→ **Data for this exercise**
>> START

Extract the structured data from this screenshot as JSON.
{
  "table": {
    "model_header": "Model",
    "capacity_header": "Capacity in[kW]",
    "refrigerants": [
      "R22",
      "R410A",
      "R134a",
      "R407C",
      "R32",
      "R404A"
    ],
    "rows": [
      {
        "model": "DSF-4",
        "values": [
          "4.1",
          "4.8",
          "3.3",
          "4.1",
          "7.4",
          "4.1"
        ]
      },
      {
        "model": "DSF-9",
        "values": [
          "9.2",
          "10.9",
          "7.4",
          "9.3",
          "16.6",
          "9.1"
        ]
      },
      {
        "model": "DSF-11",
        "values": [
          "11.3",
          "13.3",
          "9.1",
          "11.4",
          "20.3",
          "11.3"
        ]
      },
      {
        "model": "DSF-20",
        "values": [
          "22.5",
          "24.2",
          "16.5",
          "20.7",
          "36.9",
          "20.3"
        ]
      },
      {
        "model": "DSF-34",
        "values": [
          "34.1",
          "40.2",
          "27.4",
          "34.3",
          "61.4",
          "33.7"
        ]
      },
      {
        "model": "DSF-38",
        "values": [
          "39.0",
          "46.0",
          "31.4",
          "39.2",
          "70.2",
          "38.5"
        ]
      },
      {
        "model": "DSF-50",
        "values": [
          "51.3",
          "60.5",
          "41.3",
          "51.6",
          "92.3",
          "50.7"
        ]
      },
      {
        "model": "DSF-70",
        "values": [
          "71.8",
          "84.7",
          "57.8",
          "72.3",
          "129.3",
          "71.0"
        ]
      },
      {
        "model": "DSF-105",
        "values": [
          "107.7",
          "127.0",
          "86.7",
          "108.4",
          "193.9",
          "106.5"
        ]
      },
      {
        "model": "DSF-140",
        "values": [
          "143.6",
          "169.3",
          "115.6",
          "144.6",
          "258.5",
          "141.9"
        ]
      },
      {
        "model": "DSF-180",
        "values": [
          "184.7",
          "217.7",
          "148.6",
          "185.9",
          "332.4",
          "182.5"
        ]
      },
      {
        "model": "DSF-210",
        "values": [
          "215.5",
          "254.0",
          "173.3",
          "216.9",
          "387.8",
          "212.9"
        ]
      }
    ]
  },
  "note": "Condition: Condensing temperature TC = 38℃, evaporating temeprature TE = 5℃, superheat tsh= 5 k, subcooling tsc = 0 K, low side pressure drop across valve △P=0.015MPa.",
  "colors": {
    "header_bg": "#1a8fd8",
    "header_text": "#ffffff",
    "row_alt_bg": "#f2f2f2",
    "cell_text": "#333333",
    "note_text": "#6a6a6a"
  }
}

>> END

→ **Problem description**
Write the listing out again, exactly as it reads.

→ **Exercise output**
Extract the structured data from this screenshot as JSON.
{
  "table": {
    "model_header": "Model",
    "capacity_header": "Capacity in[kW]",
    "refrigerants": [
      "R22",
      "R410A",
      "R134a",
      "R407C",
      "R32",
      "R404A"
    ],
    "rows": [
      {
        "model": "DSF-4",
        "values": [
          "4.1",
          "4.8",
          "3.3",
          "4.1",
          "7.4",
          "4.1"
        ]
      },
      {
        "model": "DSF-9",
        "values": [
          "9.2",
          "10.9",
          "7.4",
          "9.3",
          "16.6",
          "9.1"
        ]
      },
      {
        "model": "DSF-11",
        "values": [
          "11.3",
          "13.3",
          "9.1",
          "11.4",
          "20.3",
          "11.3"
        ]
      },
      {
        "model": "DSF-20",
        "values": [
          "22.5",
          "24.2",
          "16.5",
          "20.7",
          "36.9",
          "20.3"
        ]
      },
      {
        "model": "DSF-34",
        "values": [
          "34.1",
          "40.2",
          "27.4",
          "34.3",
          "61.4",
          "33.7"
        ]
      },
      {
        "model": "DSF-38",
        "values": [
          "39.0",
          "46.0",
          "31.4",
          "39.2",
          "70.2",
          "38.5"
        ]
      },
      {
        "model": "DSF-50",
        "values": [
          "51.3",
          "60.5",
          "41.3",
          "51.6",
          "92.3",
          "50.7"
        ]
      },
      {
        "model": "DSF-70",
        "values": [
          "71.8",
          "84.7",
          "57.8",
          "72.3",
          "129.3",
          "71.0"
        ]
      },
      {
        "model": "DSF-105",
        "values": [
          "107.7",
          "127.0",
          "86.7",
          "108.4",
          "193.9",
          "106.5"
        ]
      },
      {
        "model": "DSF-140",
        "values": [
          "143.6",
          "169.3",
          "115.6",
          "144.6",
          "258.5",
          "141.9"
        ]
      },
      {
        "model": "DSF-180",
        "values": [
          "184.7",
          "217.7",
          "148.6",
          "185.9",
          "332.4",
          "182.5"
        ]
      },
      {
        "model": "DSF-210",
        "values": [
          "215.5",
          "254.0",
          "173.3",
          "216.9",
          "387.8",
          "212.9"
        ]
      }
    ]
  },
  "note": "Condition: Condensing temperature TC = 38℃, evaporating temeprature TE = 5℃, superheat tsh= 5 k, subcooling tsc = 0 K, low side pressure drop across valve △P=0.015MPa.",
  "colors": {
    "header_bg": "#1a8fd8",
    "header_text": "#ffffff",
    "row_alt_bg": "#f2f2f2",
    "cell_text": "#333333",
    "note_text": "#6a6a6a"
  }
}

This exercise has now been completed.